# Brief:
Locate every line that holds the string "interested" and copy it.
# START OF Entries provided
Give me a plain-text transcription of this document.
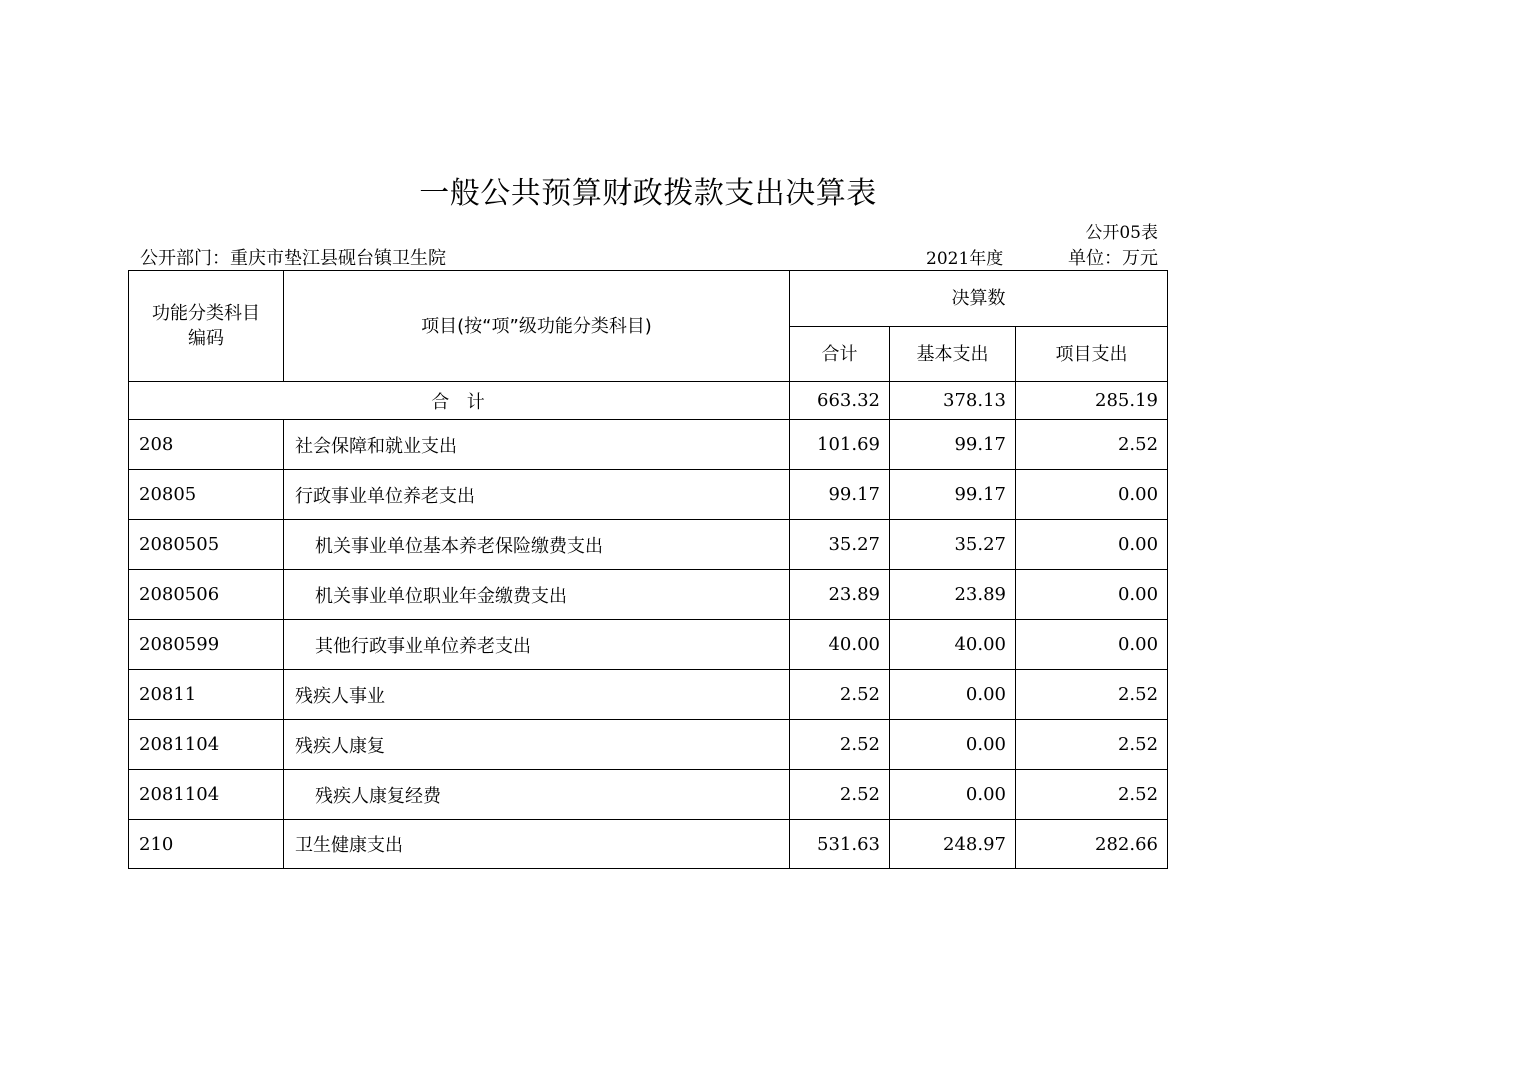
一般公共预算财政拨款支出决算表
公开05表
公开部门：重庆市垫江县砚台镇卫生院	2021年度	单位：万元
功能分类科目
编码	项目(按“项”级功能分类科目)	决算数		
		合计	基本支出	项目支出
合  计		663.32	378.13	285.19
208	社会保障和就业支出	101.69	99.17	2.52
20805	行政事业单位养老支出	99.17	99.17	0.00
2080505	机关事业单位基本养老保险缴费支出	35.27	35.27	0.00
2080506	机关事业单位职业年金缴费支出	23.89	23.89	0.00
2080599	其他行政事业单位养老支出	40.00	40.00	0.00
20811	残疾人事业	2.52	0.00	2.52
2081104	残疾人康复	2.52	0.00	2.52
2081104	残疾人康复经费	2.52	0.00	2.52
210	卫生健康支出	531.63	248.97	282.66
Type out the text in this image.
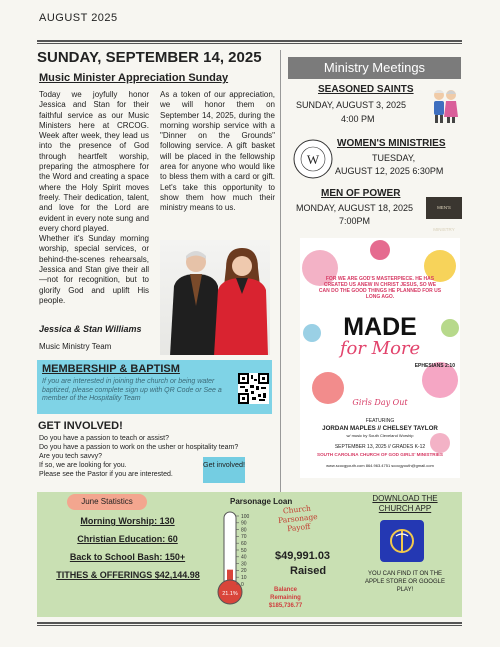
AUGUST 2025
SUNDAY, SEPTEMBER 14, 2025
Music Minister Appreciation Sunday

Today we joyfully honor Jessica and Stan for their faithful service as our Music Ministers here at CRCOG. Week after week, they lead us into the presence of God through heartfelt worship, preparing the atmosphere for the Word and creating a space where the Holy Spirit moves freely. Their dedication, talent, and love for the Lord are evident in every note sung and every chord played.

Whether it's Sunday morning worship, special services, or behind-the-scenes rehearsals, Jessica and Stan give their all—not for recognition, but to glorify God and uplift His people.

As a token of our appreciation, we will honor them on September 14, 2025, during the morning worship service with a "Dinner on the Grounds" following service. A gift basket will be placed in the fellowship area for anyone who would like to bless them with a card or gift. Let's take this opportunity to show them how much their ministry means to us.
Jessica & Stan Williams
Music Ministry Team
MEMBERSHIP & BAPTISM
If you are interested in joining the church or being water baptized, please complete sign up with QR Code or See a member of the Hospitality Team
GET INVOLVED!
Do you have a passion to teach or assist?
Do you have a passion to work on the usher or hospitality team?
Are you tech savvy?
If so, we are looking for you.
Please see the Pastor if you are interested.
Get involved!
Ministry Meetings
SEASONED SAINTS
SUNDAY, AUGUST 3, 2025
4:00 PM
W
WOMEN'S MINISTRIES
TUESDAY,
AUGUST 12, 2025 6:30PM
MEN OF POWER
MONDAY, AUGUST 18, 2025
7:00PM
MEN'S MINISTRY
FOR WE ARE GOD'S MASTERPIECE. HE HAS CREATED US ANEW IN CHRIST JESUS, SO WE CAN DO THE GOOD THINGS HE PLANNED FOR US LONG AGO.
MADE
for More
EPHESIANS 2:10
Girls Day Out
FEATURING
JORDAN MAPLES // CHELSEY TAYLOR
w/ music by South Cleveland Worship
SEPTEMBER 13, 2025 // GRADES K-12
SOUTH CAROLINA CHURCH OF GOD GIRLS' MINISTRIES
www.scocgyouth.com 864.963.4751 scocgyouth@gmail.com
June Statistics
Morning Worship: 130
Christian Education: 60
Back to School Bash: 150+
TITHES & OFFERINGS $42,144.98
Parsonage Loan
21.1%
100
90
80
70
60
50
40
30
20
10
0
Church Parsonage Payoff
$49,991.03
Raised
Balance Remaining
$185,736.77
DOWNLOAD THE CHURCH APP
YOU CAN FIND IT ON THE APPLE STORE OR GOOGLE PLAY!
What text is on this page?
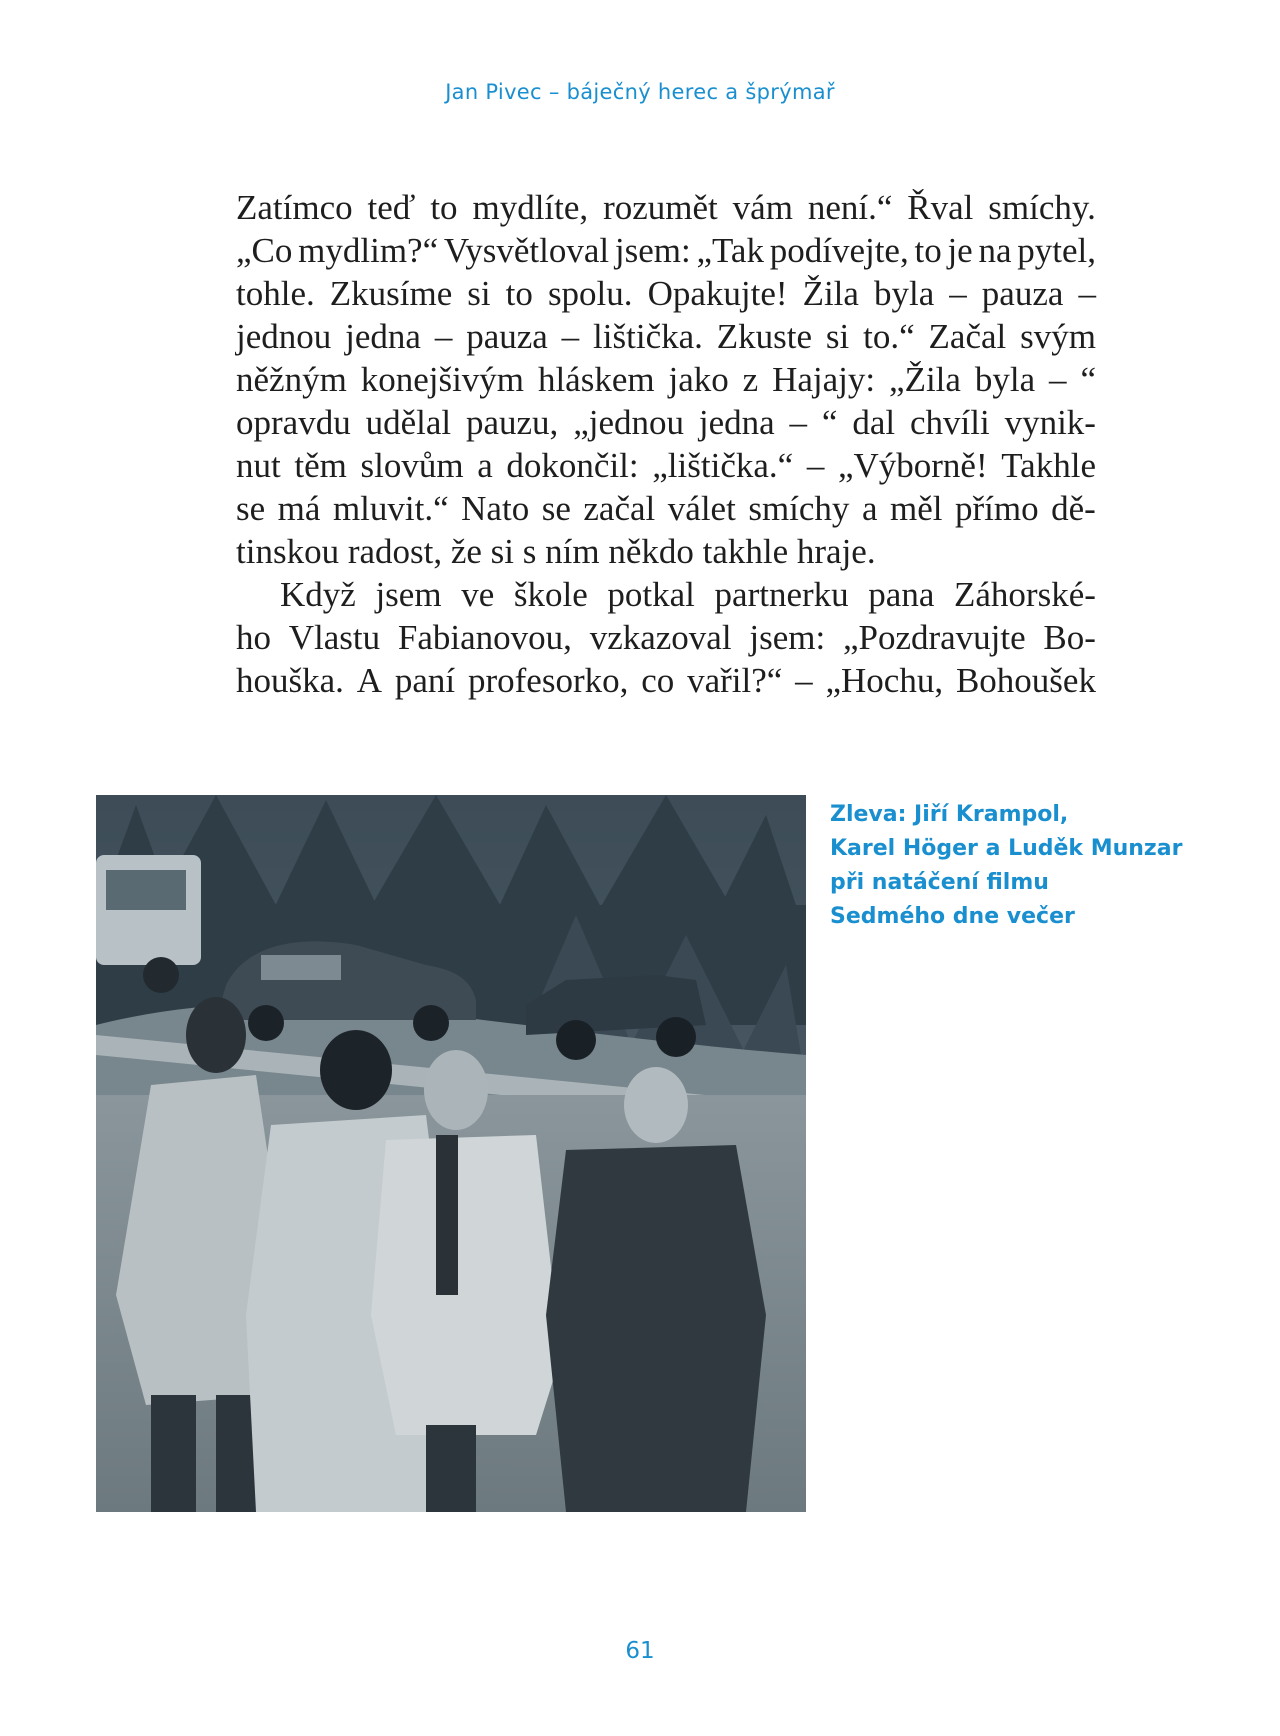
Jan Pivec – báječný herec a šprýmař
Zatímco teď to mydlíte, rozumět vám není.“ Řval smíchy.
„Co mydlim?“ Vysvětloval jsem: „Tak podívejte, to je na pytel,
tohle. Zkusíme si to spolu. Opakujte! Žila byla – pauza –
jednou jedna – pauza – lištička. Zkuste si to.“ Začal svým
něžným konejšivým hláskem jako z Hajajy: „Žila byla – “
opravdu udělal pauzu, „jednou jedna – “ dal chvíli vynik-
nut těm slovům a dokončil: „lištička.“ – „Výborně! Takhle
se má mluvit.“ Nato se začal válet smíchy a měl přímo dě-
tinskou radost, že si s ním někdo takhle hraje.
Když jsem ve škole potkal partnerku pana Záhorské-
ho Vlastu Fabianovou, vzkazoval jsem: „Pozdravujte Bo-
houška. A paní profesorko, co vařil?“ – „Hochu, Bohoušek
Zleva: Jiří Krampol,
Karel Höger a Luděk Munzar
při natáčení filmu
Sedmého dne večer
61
# END OF Entries provided
# Task answer:
If you are interested in joining the church or being water baptized, please complete sign up with QR Code or See a member of the Hospitality Team
Please see the Pastor if you are interested.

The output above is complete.